[PROBLEM TO SOLVE] Write the data out again, exactly as given.

(Data entries)
*****

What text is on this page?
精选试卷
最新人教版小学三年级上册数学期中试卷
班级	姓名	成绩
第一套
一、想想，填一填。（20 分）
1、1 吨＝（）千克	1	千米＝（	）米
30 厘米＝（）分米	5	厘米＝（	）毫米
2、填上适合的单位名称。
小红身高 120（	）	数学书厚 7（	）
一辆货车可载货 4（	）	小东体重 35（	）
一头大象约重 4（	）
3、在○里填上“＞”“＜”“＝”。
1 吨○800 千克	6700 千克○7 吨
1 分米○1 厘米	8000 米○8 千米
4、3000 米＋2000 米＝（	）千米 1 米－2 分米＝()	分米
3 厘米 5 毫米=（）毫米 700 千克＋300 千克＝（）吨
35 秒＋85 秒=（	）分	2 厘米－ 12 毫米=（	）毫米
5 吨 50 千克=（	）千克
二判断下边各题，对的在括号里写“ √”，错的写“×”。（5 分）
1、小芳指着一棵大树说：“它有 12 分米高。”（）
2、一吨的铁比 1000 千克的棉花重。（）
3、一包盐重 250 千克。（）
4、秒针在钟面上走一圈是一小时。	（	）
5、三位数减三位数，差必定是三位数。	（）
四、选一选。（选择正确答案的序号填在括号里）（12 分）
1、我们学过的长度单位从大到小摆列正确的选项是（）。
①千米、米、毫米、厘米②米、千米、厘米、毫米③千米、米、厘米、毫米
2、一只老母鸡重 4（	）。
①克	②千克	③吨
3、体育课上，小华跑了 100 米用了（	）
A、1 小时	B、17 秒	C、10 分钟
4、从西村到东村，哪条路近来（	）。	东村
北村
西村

*****

[FINISHED TASK]
What text is on this page?
精选试卷
最新人教版小学三年级上册数学期中试卷
班级	姓名	成绩
第一套
一、想想，填一填。（20 分）
1、1 吨＝（）千克	1	千米＝（	）米
30 厘米＝（）分米	5	厘米＝（	）毫米
2、填上适合的单位名称。
小红身高 120（	）	数学书厚 7（	）
一辆货车可载货 4（	）	小东体重 35（	）
一头大象约重 4（	）
3、在○里填上“＞”“＜”“＝”。
1 吨○800 千克	6700 千克○7 吨
1 分米○1 厘米	8000 米○8 千米
4、3000 米＋2000 米＝（	）千米 1 米－2 分米＝()	分米
3 厘米 5 毫米=（）毫米 700 千克＋300 千克＝（）吨
35 秒＋85 秒=（	）分	2 厘米－ 12 毫米=（	）毫米
5 吨 50 千克=（	）千克
二判断下边各题，对的在括号里写“ √”，错的写“×”。（5 分）
1、小芳指着一棵大树说：“它有 12 分米高。”（）
2、一吨的铁比 1000 千克的棉花重。（）
3、一包盐重 250 千克。（）
4、秒针在钟面上走一圈是一小时。	（	）
5、三位数减三位数，差必定是三位数。	（）
四、选一选。（选择正确答案的序号填在括号里）（12 分）
1、我们学过的长度单位从大到小摆列正确的选项是（）。
①千米、米、毫米、厘米②米、千米、厘米、毫米③千米、米、厘米、毫米
2、一只老母鸡重 4（	）。
①克	②千克	③吨
3、体育课上，小华跑了 100 米用了（	）
A、1 小时	B、17 秒	C、10 分钟
4、从西村到东村，哪条路近来（	）。	东村
北村
西村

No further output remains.